Source text:
= = = = = = =

← All Guides
controlnetpreprocessdepthcannyposez-image

Shape Control with ControlNet

Turn sketches into photos, swap materials, transfer compositions — use structural control to tell the AI where everything goes while changing everything else.

Mar 14, 2026 12 min read

You have a product photo of a sneaker. You want to see it as a crystal sculpture — same exact shape, completely different material. Without ControlNet, the AI invents its own shoe shape. With ControlNet, you lock the silhouette and change everything else.

1 Product photo
Original sneaker product photo
2 Edge extraction
Canny edge map of the sneaker
3 With ControlNet
Crystal ice shoe generated from sneaker edges — same shape, completely different material
4 Without ControlNet
Same prompt without ControlNet — AI invents its own shoe shape

Same prompt, same seed. With ControlNet the crystal shoe follows the sneaker's exact silhouette. Without it, the AI creates whatever shape it wants.

Two commands:

$ modl process preprocess canny sneaker.png
sneaker.png → sneaker_canny.png
 
$ modl generate "a shoe made of glowing blue crystal and ice, \
magical artifact, dark background, fantasy" \
--controlnet sneaker_canny.png --base z-image-turbo
✓ Generated 1 image(s)

More examples

ControlNet shines when the structural control and the creative prompt are dramatically different. Here are three patterns that show its power:

Portrait → Anime character

Extract soft edges from a real photo, generate as a completely different art style:

Soft edges
Soft edges extracted from a portrait photo
Anime character
Anime character generated with same facial structure

The soft edges preserve the face structure, pose, and hair outline. The model fills in anime-style rendering while following the exact composition.

$ modl process preprocess softedge portrait.png
$ modl generate "anime character portrait, studio ghibli art style, \
cel shading, colorful hair, vibrant, illustration" \
--controlnet portrait_softedge.png --cn-type hed \
--cn-strength 0.6 --base z-image-turbo

Depth map → Completely different scene

A depth map captures spatial layout without any visual detail. Use it to transfer the 3D composition of one scene onto something entirely unrelated:

Cafe depth map
Depth map from a cafe scene — brighter areas are closer
Underwater scene
Underwater coral reef generated with the cafe's spatial layout

The cafe's depth map — table in the foreground, people in the middle, background behind — becomes an underwater scene with the same spatial arrangement.

$ modl process preprocess depth cafe.png
$ modl generate "underwater coral reef, tropical fish, \
sunlight rays through water, vibrant colors" \
--controlnet cafe_depth.png --cn-strength 0.9 \
--size 16:9 --base z-image-turbo

Scribble → Product photo

Extract a rough scribble (like a hand drawing) and generate a photorealistic product from it:

Scribble
Binary scribble lines extracted from sneaker — looks like a rough sketch
Premium sneaker
Photorealistic leather sneaker generated from the scribble shape

The scribble provides a loose shape guide. At 0.4 strength, the model follows the sneaker outline while adding realistic leather materials and studio lighting — without the sketch lines bleeding through.

= = = = = = =

Supplied records:
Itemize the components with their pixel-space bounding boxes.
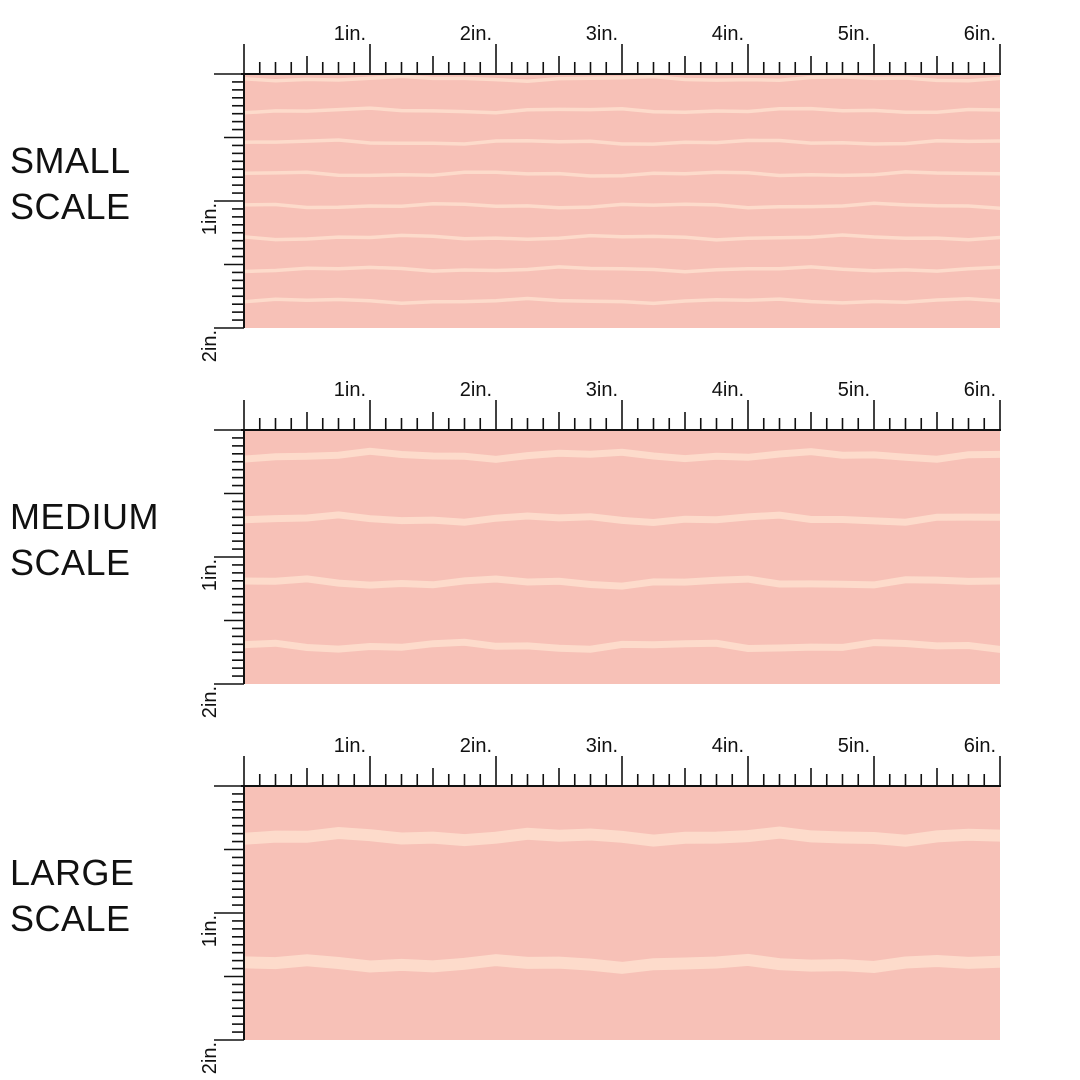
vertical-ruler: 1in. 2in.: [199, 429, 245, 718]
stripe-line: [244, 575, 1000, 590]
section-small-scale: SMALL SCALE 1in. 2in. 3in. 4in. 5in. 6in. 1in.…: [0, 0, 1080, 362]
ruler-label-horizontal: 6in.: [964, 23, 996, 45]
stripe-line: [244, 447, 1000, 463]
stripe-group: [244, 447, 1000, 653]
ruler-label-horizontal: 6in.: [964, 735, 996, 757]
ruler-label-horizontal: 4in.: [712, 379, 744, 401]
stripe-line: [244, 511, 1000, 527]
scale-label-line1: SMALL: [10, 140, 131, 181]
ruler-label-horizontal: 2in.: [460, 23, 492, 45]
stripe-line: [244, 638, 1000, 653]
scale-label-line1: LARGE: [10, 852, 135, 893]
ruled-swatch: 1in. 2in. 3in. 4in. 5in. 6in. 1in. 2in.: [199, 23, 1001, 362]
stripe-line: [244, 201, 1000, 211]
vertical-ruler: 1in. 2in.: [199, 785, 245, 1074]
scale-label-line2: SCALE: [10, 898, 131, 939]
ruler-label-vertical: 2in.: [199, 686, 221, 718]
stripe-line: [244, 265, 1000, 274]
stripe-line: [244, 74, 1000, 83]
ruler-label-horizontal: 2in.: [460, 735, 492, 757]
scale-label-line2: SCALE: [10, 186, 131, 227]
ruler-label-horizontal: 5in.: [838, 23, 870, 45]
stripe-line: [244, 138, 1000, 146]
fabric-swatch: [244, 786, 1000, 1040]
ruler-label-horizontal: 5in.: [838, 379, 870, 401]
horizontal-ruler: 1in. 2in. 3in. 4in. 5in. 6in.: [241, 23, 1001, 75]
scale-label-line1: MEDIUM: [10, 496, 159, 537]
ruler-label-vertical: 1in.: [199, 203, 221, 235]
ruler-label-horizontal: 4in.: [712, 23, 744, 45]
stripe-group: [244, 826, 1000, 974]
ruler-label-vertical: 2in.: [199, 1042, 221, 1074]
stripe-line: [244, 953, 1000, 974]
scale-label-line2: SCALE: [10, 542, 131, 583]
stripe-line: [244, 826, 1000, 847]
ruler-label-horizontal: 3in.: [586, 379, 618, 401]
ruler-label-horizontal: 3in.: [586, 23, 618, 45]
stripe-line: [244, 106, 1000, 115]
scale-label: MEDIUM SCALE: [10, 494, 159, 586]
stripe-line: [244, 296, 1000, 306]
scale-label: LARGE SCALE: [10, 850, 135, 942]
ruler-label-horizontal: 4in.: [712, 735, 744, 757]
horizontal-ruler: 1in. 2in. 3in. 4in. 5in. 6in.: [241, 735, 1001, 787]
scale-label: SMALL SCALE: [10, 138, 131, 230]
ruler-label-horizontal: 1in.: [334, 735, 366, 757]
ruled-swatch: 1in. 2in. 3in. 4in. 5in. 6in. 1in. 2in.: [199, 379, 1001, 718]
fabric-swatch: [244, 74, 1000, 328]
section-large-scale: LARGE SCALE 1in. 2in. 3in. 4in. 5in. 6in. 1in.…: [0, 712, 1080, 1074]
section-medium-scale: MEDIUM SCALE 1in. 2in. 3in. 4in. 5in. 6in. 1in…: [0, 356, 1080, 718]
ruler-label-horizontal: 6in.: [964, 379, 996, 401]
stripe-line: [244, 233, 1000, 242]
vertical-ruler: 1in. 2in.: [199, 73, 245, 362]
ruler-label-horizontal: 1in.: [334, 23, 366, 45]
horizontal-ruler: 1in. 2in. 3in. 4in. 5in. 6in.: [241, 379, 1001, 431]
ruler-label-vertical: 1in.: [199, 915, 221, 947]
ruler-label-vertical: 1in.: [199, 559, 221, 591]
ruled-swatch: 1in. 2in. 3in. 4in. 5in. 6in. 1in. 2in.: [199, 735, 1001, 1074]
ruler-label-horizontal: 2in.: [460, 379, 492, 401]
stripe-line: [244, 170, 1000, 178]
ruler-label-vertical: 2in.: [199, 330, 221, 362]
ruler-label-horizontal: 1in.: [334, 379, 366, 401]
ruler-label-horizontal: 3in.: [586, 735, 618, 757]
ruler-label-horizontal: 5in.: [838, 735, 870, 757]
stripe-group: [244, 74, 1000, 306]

= = = = = = =

Work to complete:
a. Answer these questions from the ControlNet guide, one per line, marked (i), (ii), (iii):
(i) Which value follows "--base" in the commands?
(ii) What value is given to "--cn-strength" in the cafe depth map command?
(iii) Which three features do the soft edges preserve in the portrait example?
b. In the ControlNet guide, list every preprocessor name that follows "modl process preprocess" in a command.

Solutions for each task:
a.
(i) z-image-turbo
(ii) 0.9
(iii) The face structure, pose, and hair outline.

b.
canny
softedge
depth